--- Directions ---
Filter the listing and keep only the lines with the word "县建设和交通局".

[START]

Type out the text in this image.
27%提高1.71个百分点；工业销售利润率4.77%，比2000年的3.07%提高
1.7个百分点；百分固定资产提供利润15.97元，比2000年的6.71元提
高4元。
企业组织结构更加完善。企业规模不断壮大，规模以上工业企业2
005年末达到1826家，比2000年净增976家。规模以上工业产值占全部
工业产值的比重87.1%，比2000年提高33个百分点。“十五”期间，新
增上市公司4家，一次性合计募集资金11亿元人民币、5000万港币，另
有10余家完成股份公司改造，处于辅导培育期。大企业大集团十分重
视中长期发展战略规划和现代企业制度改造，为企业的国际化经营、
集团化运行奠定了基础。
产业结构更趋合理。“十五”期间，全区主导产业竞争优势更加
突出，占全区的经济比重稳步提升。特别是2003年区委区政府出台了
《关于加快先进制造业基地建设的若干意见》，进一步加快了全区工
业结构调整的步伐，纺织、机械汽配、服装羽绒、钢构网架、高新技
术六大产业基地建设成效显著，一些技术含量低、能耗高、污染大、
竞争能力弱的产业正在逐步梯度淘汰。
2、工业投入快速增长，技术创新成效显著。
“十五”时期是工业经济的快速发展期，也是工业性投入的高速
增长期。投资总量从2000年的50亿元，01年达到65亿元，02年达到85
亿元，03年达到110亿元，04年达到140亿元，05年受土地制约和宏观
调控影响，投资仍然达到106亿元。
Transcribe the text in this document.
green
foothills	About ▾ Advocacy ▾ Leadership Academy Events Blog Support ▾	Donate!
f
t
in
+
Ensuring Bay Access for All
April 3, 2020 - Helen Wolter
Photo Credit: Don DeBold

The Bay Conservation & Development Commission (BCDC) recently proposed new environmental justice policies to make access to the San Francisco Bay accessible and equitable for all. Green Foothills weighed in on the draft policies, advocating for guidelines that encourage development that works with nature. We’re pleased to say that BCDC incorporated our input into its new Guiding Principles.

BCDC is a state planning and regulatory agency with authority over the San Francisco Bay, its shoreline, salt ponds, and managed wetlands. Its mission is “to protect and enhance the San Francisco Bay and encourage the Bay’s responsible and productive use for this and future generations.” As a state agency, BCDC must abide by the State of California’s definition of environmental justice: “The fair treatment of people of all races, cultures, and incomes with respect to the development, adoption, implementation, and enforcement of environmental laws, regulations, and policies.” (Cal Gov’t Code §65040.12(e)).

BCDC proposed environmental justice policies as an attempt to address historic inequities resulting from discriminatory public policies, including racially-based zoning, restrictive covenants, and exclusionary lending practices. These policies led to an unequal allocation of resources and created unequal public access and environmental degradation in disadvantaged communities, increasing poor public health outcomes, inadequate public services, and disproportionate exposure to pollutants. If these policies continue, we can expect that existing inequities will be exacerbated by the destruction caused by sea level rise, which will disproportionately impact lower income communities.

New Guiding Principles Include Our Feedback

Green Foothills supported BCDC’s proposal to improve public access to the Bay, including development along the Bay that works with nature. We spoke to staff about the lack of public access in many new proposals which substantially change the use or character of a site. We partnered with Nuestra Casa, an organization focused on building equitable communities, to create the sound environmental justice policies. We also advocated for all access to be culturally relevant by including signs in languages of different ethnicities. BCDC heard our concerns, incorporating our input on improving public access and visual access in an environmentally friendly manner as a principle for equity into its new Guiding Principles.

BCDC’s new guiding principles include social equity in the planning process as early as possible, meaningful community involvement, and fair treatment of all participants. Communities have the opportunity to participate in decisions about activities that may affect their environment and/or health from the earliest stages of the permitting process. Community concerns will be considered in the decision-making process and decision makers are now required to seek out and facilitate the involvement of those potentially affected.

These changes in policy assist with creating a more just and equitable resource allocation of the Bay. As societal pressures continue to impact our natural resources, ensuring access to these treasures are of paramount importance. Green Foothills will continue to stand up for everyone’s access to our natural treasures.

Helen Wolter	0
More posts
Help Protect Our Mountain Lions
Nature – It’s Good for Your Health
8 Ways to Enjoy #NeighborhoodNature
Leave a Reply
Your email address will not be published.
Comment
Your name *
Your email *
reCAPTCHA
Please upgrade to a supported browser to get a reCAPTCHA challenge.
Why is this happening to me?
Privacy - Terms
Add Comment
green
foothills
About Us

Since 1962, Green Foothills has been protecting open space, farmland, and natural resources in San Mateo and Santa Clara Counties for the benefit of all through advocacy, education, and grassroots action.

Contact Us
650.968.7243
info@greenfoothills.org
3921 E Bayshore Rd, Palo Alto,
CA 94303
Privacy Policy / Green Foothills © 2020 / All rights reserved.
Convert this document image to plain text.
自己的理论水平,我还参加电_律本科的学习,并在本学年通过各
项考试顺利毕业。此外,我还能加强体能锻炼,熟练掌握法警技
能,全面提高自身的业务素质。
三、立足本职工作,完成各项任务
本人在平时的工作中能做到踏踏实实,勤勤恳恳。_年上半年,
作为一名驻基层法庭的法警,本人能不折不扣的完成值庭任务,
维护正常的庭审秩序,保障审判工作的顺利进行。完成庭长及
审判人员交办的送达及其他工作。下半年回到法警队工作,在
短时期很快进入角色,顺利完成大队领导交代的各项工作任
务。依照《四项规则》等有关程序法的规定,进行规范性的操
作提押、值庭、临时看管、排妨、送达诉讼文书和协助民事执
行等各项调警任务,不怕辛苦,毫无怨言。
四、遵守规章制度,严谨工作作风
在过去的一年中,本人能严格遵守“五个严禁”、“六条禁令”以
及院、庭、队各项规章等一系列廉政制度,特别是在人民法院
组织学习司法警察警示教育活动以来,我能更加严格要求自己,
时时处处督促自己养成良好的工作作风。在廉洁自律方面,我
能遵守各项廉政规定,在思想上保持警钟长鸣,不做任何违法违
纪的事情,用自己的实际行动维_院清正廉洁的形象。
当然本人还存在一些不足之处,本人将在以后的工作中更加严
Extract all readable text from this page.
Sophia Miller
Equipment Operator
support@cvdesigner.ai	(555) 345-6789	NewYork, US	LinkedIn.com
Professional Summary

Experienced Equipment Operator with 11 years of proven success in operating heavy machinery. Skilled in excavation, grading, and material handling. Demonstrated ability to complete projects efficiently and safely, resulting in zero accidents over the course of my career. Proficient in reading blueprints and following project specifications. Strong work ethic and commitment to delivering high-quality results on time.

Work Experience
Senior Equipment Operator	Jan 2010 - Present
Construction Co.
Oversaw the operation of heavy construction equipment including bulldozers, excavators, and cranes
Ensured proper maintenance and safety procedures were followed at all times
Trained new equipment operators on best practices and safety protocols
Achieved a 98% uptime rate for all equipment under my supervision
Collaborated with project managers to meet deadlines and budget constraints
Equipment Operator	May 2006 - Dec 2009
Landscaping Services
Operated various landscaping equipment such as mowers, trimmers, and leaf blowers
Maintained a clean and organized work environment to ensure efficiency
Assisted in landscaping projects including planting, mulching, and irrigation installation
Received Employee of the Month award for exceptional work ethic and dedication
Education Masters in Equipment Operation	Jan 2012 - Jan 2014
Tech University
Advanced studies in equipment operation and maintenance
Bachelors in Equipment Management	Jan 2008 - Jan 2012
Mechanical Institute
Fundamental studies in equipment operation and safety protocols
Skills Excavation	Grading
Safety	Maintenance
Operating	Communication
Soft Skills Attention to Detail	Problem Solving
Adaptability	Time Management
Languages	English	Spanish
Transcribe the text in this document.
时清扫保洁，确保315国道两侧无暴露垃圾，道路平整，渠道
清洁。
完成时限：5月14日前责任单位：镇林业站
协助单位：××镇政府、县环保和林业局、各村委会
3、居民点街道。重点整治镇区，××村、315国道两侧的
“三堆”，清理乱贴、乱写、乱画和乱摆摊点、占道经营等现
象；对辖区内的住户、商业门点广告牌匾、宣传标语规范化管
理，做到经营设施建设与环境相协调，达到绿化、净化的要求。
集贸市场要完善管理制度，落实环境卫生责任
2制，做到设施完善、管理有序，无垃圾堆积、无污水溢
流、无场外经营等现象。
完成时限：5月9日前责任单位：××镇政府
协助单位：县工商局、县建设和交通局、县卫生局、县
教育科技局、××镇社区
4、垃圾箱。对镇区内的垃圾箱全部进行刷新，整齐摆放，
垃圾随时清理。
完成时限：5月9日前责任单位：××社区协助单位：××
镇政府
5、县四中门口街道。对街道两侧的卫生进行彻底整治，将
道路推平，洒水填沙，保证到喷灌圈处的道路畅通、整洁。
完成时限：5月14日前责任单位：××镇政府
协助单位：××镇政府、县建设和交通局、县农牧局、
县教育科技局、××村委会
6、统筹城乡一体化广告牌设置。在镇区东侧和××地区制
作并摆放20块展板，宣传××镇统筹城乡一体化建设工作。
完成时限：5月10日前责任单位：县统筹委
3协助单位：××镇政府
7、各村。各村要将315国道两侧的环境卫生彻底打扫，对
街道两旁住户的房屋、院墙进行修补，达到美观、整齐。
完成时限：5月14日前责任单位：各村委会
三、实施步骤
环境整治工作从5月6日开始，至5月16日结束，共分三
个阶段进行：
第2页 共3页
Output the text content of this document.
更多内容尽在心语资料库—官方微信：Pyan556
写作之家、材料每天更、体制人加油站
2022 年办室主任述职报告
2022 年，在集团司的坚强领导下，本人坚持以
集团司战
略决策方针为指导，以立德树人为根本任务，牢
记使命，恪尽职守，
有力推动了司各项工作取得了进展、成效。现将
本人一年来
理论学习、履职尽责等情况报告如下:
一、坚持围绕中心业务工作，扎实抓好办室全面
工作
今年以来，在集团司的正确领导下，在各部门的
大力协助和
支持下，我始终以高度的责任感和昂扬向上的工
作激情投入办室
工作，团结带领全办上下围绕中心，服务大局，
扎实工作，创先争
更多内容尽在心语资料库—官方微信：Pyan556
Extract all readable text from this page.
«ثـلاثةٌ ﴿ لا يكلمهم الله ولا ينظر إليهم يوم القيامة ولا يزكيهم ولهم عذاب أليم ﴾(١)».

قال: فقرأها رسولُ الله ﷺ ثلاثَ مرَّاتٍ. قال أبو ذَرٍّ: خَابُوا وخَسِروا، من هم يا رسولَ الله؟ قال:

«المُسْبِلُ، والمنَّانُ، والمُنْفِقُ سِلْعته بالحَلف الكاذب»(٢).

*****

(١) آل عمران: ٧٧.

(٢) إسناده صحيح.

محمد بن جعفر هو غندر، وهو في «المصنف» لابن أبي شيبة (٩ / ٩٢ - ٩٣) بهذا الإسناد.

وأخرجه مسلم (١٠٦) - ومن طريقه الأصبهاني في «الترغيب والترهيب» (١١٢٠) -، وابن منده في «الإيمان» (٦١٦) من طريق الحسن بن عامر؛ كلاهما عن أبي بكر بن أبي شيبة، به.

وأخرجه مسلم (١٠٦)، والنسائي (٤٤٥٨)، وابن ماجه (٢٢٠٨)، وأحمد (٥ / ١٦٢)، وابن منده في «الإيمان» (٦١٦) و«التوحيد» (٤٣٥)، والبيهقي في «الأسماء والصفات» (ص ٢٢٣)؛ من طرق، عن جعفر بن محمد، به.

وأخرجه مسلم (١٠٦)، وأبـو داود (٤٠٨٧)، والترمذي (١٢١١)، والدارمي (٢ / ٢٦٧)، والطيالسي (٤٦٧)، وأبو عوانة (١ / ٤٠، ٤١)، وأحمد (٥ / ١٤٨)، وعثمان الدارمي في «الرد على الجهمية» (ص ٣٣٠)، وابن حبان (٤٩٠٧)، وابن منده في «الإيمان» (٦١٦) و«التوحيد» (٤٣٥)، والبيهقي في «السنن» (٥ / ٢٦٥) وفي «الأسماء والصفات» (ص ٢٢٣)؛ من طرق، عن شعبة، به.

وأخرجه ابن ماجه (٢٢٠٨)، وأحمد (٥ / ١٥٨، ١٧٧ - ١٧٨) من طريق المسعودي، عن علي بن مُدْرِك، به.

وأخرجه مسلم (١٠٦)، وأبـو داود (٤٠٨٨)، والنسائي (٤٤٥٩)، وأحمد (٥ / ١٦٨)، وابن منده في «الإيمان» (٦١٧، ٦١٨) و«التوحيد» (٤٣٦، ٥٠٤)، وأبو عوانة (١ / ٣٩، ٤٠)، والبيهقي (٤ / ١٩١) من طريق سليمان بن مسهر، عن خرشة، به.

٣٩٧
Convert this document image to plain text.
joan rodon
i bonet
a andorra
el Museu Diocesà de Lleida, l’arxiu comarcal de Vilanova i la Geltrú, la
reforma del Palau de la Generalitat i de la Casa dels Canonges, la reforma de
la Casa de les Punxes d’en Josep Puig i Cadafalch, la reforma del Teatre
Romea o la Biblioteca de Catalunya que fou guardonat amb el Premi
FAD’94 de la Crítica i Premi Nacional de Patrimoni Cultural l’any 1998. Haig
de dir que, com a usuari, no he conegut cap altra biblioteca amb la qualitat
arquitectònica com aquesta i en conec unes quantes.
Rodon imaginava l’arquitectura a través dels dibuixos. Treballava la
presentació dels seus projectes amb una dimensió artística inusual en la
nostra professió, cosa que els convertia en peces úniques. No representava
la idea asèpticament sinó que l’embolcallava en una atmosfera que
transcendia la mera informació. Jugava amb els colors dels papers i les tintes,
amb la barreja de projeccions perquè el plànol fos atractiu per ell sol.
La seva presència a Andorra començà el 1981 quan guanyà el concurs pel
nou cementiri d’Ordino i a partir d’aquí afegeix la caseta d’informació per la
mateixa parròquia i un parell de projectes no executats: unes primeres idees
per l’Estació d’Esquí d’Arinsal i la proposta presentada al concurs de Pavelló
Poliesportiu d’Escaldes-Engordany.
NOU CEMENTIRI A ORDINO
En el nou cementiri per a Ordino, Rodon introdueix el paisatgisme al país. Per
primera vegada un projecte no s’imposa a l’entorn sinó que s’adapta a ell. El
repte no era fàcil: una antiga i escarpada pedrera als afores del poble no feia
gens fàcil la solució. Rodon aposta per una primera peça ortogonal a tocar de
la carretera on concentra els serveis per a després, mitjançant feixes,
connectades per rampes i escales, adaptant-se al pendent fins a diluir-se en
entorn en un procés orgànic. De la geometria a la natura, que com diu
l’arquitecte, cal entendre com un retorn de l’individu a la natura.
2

[END]

--- Result ---
协助单位：县工商局、县建设和交通局、县卫生局、县
协助单位：××镇政府、县建设和交通局、县农牧局、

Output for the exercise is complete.